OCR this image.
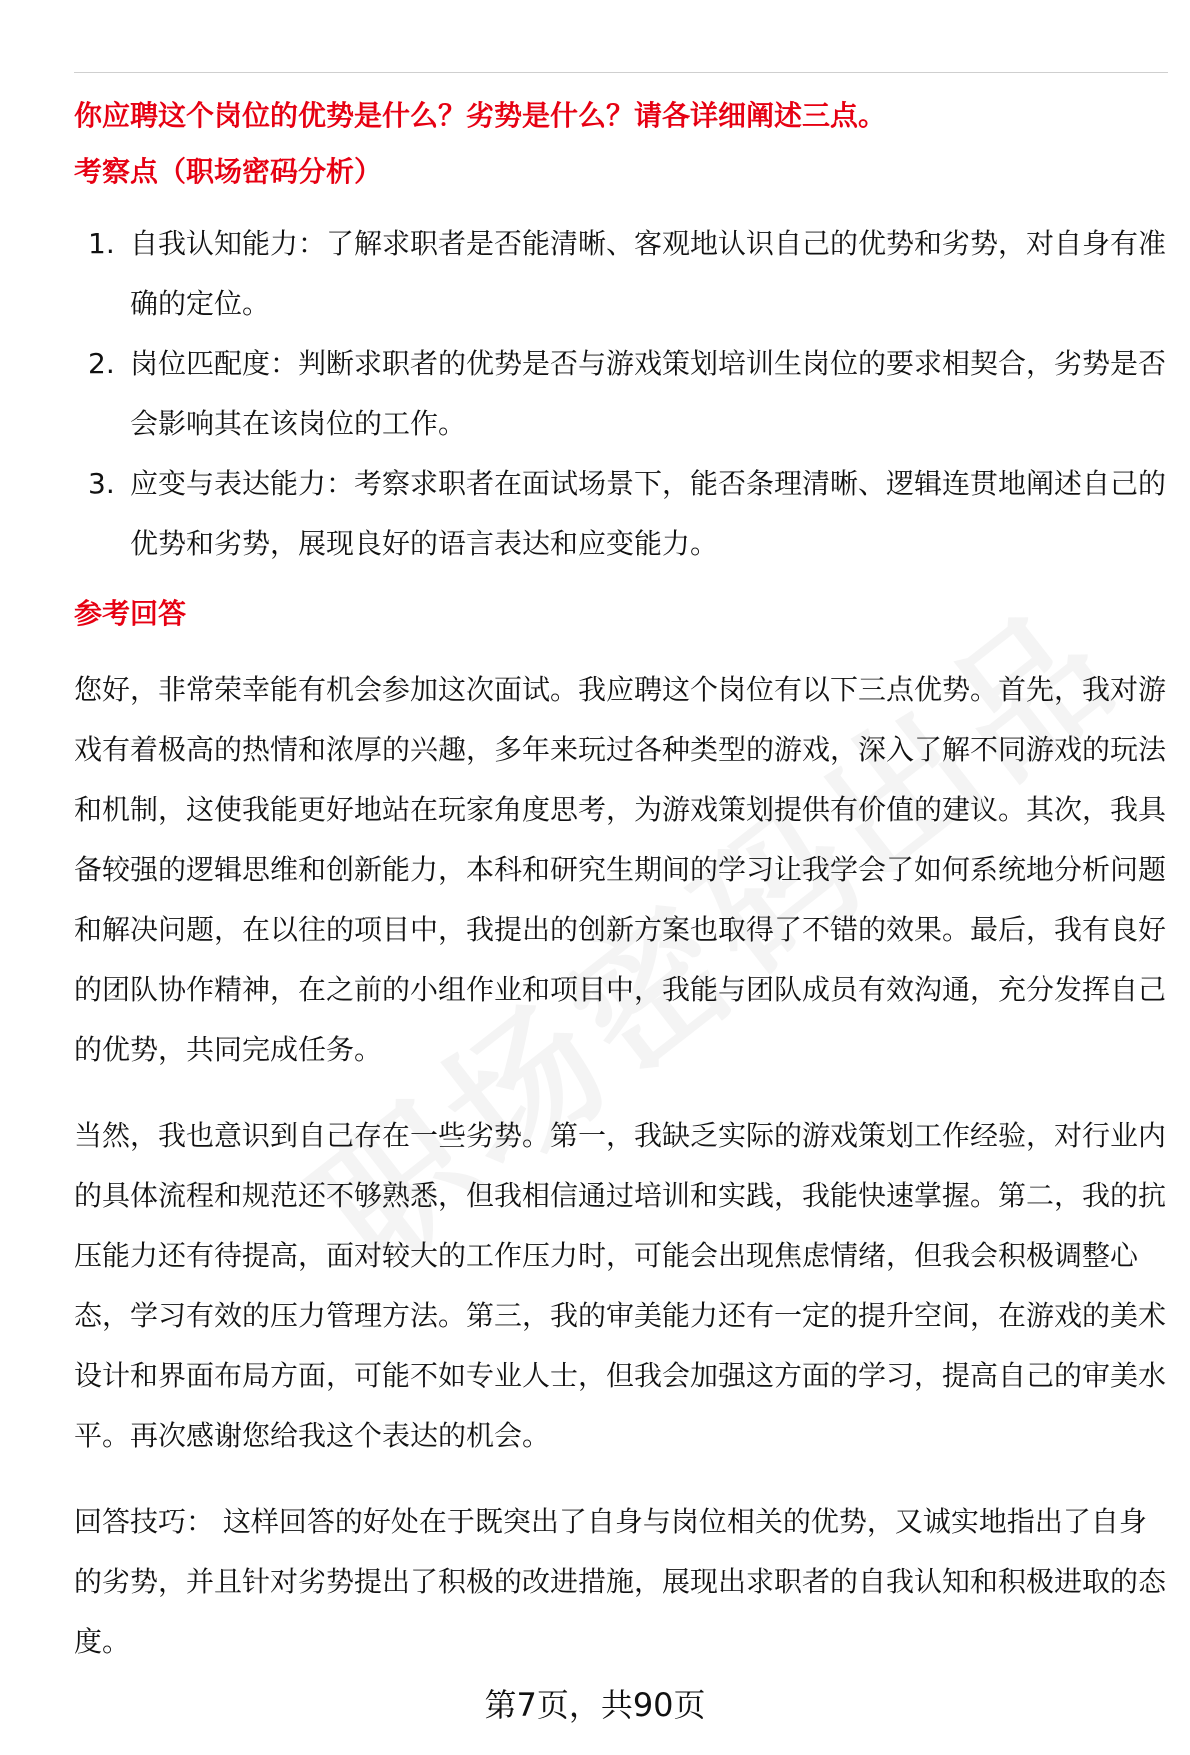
你应聘这个岗位的优势是什么？劣势是什么？请各详细阐述三点。

考察点（职场密码分析）

1. 自我认知能力：了解求职者是否能清晰、客观地认识自己的优势和劣势，对自身有准确的定位。
2. 岗位匹配度：判断求职者的优势是否与游戏策划培训生岗位的要求相契合，劣势是否会影响其在该岗位的工作。
3. 应变与表达能力：考察求职者在面试场景下，能否条理清晰、逻辑连贯地阐述自己的优势和劣势，展现良好的语言表达和应变能力。

参考回答

您好，非常荣幸能有机会参加这次面试。我应聘这个岗位有以下三点优势。首先，我对游戏有着极高的热情和浓厚的兴趣，多年来玩过各种类型的游戏，深入了解不同游戏的玩法和机制，这使我能更好地站在玩家角度思考，为游戏策划提供有价值的建议。其次，我具备较强的逻辑思维和创新能力，本科和研究生期间的学习让我学会了如何系统地分析问题和解决问题，在以往的项目中，我提出的创新方案也取得了不错的效果。最后，我有良好的团队协作精神，在之前的小组作业和项目中，我能与团队成员有效沟通，充分发挥自己的优势，共同完成任务。

当然，我也意识到自己存在一些劣势。第一，我缺乏实际的游戏策划工作经验，对行业内的具体流程和规范还不够熟悉，但我相信通过培训和实践，我能快速掌握。第二，我的抗压能力还有待提高，面对较大的工作压力时，可能会出现焦虑情绪，但我会积极调整心态，学习有效的压力管理方法。第三，我的审美能力还有一定的提升空间，在游戏的美术设计和界面布局方面，可能不如专业人士，但我会加强这方面的学习，提高自己的审美水平。再次感谢您给我这个表达的机会。

回答技巧： 这样回答的好处在于既突出了自身与岗位相关的优势，又诚实地指出了自身的劣势，并且针对劣势提出了积极的改进措施，展现出求职者的自我认知和积极进取的态度。

第7页，共90页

☆ ☆ ☆

## THE TASK
Each record above should be copied character for character, with pictures dropped.

## RESULT FOR THIS EXERCISE
OCR this image.
你应聘这个岗位的优势是什么？劣势是什么？请各详细阐述三点。

考察点（职场密码分析）

1. 自我认知能力：了解求职者是否能清晰、客观地认识自己的优势和劣势，对自身有准确的定位。
2. 岗位匹配度：判断求职者的优势是否与游戏策划培训生岗位的要求相契合，劣势是否会影响其在该岗位的工作。
3. 应变与表达能力：考察求职者在面试场景下，能否条理清晰、逻辑连贯地阐述自己的优势和劣势，展现良好的语言表达和应变能力。

参考回答

您好，非常荣幸能有机会参加这次面试。我应聘这个岗位有以下三点优势。首先，我对游戏有着极高的热情和浓厚的兴趣，多年来玩过各种类型的游戏，深入了解不同游戏的玩法和机制，这使我能更好地站在玩家角度思考，为游戏策划提供有价值的建议。其次，我具备较强的逻辑思维和创新能力，本科和研究生期间的学习让我学会了如何系统地分析问题和解决问题，在以往的项目中，我提出的创新方案也取得了不错的效果。最后，我有良好的团队协作精神，在之前的小组作业和项目中，我能与团队成员有效沟通，充分发挥自己的优势，共同完成任务。

当然，我也意识到自己存在一些劣势。第一，我缺乏实际的游戏策划工作经验，对行业内的具体流程和规范还不够熟悉，但我相信通过培训和实践，我能快速掌握。第二，我的抗压能力还有待提高，面对较大的工作压力时，可能会出现焦虑情绪，但我会积极调整心态，学习有效的压力管理方法。第三，我的审美能力还有一定的提升空间，在游戏的美术设计和界面布局方面，可能不如专业人士，但我会加强这方面的学习，提高自己的审美水平。再次感谢您给我这个表达的机会。

回答技巧： 这样回答的好处在于既突出了自身与岗位相关的优势，又诚实地指出了自身的劣势，并且针对劣势提出了积极的改进措施，展现出求职者的自我认知和积极进取的态度。

第7页，共90页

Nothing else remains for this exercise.